__Aim of the task__.
Report how many lines contain the word "DISTRICT"; answer with the number only.

__Records supplied__.
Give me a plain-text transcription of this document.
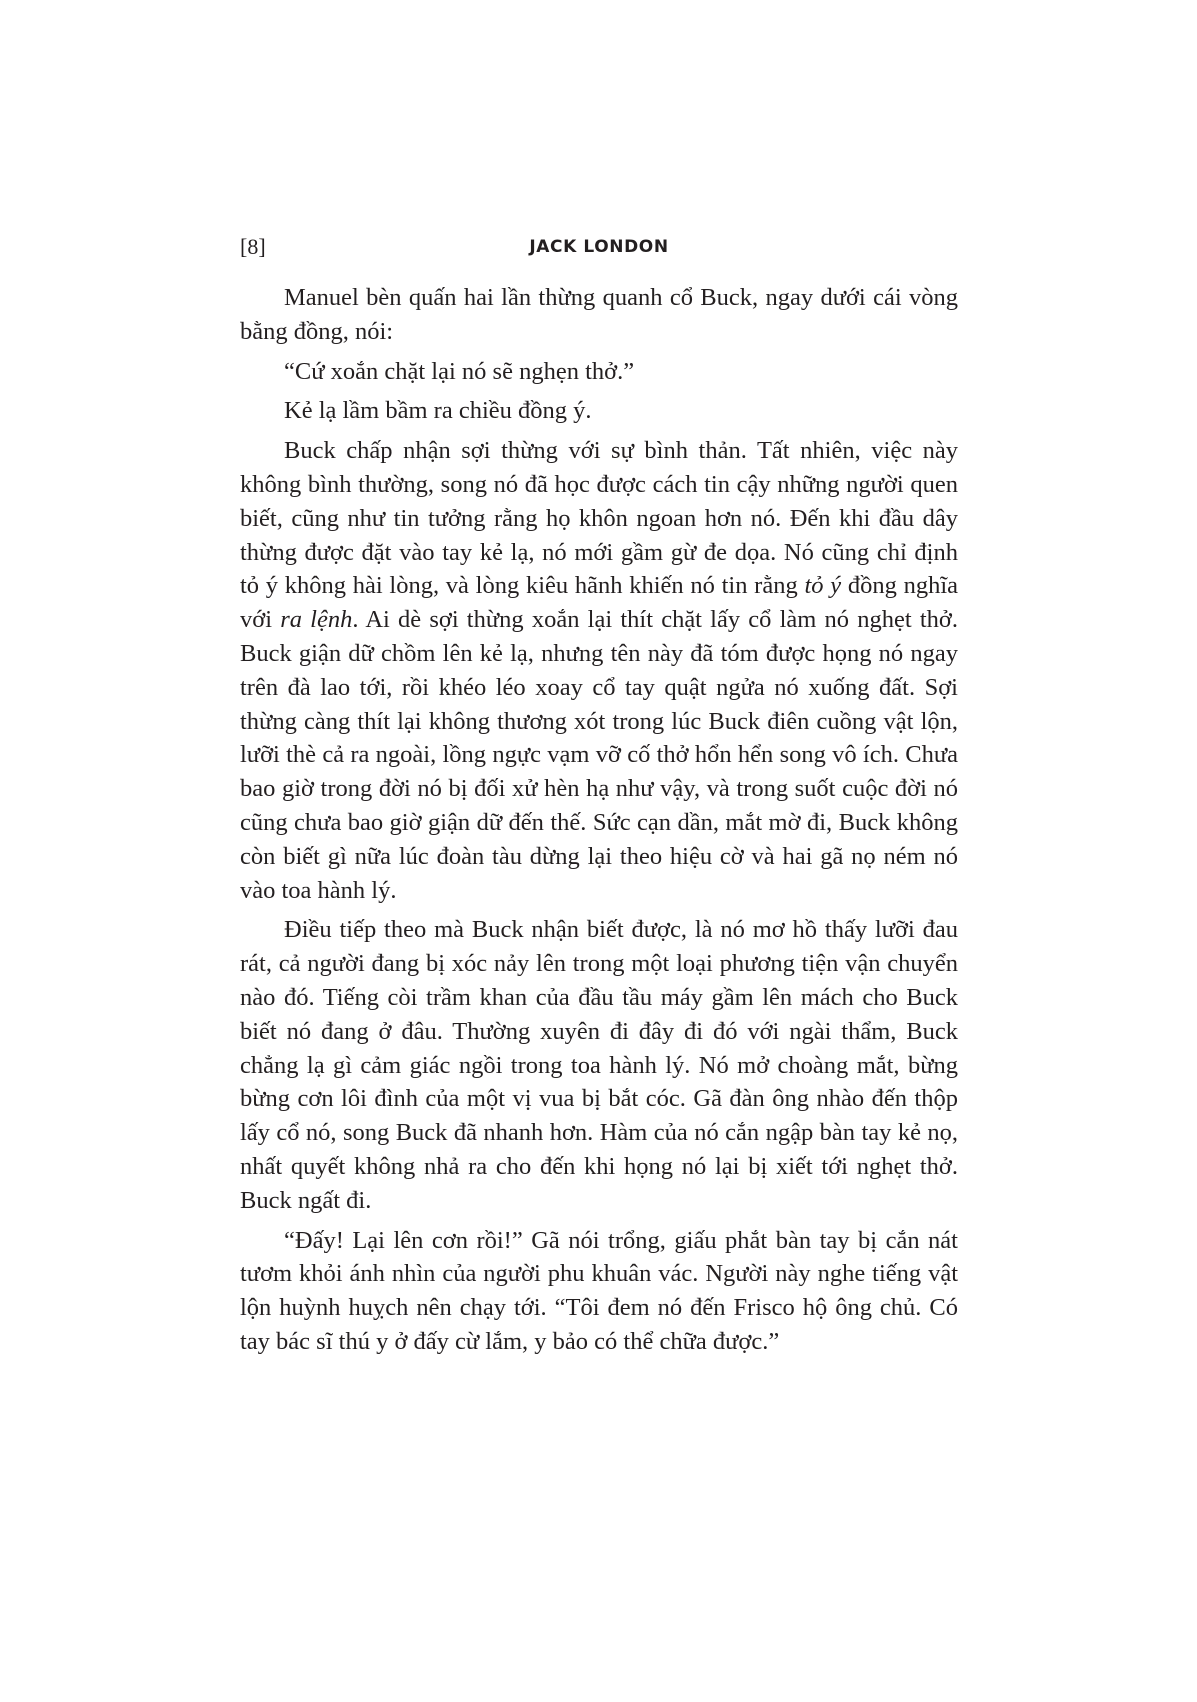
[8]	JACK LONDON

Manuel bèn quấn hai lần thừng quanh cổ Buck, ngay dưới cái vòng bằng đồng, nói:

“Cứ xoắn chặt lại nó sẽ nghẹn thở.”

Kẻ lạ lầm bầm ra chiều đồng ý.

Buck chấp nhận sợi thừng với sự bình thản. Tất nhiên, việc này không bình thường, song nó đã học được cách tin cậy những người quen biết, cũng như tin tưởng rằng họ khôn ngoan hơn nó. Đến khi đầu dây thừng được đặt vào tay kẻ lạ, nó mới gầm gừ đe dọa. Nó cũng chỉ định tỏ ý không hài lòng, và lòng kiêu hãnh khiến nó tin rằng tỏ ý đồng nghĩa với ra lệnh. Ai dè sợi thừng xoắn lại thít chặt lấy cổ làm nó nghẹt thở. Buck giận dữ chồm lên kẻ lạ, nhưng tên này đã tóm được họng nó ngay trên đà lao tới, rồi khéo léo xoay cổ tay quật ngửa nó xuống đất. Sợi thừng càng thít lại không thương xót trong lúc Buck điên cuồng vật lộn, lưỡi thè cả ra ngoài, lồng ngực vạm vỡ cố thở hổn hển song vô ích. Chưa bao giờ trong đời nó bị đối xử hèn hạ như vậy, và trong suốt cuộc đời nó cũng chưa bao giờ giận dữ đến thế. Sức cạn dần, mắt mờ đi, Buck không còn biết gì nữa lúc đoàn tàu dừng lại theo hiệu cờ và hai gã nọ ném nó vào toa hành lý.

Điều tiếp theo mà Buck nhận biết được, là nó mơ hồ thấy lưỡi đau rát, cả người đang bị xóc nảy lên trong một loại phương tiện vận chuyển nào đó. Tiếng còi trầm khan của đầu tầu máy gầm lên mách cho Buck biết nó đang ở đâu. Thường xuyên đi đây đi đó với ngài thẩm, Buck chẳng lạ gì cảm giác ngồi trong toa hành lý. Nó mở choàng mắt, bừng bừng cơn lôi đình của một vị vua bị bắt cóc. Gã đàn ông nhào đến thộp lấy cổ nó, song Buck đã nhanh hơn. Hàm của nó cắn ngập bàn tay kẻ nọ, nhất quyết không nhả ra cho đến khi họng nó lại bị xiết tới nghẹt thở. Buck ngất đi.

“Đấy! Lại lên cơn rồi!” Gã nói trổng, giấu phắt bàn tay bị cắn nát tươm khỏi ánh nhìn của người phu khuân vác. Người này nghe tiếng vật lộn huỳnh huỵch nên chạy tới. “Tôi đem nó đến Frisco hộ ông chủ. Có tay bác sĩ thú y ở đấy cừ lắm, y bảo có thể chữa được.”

* * *

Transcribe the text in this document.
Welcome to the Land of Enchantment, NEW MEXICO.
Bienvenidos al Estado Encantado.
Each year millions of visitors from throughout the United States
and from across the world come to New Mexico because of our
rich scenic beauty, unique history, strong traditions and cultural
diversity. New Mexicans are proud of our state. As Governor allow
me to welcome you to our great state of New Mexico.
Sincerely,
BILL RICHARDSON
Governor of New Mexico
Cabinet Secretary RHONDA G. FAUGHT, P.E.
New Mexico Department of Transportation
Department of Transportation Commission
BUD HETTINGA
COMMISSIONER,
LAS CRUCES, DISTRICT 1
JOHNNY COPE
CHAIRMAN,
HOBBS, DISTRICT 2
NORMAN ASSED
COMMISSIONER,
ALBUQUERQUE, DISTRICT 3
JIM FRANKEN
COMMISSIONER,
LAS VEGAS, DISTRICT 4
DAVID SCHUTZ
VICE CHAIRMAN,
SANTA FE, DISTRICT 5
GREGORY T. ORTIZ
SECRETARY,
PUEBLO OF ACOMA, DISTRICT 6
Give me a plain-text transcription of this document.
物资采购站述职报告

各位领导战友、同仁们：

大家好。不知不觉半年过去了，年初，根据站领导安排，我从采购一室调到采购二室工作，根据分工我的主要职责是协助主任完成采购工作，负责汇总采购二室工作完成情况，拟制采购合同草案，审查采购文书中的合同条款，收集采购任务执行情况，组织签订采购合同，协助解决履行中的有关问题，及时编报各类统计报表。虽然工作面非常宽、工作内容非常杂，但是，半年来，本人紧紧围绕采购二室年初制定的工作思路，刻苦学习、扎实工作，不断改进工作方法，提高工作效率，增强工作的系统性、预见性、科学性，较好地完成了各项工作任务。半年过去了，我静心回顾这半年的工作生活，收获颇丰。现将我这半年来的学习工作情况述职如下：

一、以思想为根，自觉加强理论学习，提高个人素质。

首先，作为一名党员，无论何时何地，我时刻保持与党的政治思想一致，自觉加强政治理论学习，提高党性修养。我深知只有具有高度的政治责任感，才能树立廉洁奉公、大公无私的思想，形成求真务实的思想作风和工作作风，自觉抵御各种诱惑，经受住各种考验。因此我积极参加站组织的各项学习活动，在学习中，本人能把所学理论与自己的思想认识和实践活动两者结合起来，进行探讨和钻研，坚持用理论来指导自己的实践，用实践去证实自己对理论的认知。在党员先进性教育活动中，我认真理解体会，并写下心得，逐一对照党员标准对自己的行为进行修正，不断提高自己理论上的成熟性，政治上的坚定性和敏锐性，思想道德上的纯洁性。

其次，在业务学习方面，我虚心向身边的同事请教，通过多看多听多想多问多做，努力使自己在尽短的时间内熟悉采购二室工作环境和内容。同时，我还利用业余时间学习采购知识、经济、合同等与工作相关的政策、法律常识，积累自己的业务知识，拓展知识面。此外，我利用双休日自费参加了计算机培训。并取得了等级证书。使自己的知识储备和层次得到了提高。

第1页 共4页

__Written answer__.
6